*WORK INSTRUCTIONS*
Keep only those lines of the records that include the string "will".

....................

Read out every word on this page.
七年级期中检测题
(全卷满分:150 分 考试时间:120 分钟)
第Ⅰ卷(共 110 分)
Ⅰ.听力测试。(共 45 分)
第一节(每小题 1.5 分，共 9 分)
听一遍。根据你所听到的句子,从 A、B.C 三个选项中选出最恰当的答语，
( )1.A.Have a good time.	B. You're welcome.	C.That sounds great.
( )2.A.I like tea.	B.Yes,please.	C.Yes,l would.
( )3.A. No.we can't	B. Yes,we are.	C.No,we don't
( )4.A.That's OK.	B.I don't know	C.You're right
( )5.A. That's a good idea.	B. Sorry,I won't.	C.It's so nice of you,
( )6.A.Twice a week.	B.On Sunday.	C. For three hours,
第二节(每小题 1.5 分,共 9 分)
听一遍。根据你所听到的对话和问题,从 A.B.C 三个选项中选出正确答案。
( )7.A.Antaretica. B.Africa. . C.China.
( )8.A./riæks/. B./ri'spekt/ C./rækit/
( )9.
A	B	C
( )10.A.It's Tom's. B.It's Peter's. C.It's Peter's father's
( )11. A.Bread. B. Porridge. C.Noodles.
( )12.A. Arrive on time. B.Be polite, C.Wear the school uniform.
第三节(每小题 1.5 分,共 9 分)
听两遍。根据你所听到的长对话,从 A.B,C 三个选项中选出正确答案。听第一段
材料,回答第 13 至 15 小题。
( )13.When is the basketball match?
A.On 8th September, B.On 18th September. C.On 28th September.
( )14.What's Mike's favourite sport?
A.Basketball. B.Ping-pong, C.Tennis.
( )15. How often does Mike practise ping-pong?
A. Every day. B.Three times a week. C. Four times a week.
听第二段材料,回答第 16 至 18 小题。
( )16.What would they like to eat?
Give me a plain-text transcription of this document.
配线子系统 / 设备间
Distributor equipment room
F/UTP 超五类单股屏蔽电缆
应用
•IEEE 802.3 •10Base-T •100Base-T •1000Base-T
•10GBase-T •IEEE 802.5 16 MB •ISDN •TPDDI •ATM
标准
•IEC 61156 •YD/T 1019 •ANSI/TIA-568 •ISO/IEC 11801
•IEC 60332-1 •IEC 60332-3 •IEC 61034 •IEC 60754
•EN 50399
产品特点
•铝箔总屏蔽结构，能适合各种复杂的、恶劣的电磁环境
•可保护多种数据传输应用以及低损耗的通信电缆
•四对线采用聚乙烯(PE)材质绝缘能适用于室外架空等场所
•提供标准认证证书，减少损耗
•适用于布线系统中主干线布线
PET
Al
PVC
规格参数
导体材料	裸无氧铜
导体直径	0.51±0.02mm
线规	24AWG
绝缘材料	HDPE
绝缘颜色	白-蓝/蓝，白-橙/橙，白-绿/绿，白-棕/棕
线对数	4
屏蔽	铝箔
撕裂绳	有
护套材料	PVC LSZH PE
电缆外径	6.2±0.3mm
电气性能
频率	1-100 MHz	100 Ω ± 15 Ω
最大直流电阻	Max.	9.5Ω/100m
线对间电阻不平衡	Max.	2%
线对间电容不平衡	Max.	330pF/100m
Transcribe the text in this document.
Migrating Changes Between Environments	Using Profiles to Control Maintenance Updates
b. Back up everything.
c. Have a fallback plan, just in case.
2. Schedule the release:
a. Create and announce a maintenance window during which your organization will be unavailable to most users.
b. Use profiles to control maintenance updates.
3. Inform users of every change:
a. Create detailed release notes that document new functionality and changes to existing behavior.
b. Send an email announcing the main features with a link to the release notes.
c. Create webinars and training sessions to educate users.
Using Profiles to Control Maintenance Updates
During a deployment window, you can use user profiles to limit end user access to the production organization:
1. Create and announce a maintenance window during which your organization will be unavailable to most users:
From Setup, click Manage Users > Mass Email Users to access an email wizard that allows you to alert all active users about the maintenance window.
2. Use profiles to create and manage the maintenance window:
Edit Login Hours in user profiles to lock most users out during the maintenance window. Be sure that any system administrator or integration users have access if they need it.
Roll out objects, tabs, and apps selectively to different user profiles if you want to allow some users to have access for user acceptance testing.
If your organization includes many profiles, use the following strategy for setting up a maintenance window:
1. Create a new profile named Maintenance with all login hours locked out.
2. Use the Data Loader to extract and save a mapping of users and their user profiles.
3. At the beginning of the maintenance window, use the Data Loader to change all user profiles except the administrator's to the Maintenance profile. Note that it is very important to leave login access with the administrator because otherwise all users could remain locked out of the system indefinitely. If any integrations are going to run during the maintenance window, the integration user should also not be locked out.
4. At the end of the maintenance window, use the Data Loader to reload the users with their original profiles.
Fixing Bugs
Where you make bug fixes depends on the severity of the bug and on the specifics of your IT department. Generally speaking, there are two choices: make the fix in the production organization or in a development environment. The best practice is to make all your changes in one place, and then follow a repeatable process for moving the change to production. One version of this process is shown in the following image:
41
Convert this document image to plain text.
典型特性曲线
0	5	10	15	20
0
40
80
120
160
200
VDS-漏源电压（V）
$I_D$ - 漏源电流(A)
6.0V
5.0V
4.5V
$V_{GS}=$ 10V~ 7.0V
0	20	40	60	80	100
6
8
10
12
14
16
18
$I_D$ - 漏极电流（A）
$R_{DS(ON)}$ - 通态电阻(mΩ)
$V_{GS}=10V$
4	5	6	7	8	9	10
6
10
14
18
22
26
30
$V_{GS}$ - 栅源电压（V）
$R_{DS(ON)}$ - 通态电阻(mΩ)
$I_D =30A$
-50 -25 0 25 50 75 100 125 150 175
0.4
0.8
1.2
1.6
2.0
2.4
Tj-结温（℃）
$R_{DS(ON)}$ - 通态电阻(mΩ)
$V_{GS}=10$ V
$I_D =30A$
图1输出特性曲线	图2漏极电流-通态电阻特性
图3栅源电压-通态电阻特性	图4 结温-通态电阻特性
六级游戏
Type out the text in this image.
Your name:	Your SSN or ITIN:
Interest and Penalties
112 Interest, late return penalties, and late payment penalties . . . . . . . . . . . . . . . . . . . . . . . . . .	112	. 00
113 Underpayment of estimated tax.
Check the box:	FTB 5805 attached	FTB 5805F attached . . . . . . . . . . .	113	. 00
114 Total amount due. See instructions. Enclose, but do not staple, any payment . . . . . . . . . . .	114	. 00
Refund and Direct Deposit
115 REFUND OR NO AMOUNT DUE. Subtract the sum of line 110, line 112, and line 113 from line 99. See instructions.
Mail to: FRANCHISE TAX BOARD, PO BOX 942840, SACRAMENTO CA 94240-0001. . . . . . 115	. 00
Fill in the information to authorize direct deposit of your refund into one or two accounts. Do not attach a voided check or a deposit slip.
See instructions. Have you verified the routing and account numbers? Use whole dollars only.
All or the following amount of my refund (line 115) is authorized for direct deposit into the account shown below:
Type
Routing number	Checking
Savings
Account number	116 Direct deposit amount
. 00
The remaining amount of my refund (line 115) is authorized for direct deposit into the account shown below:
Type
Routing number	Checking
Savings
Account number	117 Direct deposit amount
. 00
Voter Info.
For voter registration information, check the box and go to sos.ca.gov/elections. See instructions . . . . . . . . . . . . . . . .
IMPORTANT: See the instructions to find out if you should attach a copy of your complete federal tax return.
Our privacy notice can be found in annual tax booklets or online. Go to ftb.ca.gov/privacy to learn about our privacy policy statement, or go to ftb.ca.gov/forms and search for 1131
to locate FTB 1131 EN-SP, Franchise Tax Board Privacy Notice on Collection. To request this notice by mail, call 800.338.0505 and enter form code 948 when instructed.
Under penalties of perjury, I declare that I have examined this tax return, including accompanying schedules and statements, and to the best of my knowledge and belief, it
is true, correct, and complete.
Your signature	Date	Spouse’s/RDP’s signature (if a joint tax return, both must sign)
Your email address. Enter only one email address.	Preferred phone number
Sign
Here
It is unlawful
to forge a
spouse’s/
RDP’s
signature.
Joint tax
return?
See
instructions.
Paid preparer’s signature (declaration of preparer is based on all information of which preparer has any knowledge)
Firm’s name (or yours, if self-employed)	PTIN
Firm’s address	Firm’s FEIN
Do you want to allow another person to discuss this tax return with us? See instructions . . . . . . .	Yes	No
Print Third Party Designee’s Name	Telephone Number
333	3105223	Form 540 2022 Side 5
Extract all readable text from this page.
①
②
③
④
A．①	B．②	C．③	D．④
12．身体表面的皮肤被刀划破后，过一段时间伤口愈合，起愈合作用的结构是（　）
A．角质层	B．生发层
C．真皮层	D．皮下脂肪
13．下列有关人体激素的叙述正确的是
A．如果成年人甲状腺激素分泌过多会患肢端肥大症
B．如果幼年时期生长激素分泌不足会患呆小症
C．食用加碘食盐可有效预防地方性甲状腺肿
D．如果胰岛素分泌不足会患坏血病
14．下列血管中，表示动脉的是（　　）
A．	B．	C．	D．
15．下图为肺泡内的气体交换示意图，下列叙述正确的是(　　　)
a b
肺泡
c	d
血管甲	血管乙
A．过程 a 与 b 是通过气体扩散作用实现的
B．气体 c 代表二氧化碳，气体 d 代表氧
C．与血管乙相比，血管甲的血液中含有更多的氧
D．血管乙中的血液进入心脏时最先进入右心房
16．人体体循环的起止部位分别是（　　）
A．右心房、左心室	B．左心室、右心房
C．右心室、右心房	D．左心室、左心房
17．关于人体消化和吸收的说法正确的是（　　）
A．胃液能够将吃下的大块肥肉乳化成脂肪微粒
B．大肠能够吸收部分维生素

....................

*FINISHED ANSWER*
a. Create and announce a maintenance window during which your organization will be unavailable to most users.
1. Create and announce a maintenance window during which your organization will be unavailable to most users:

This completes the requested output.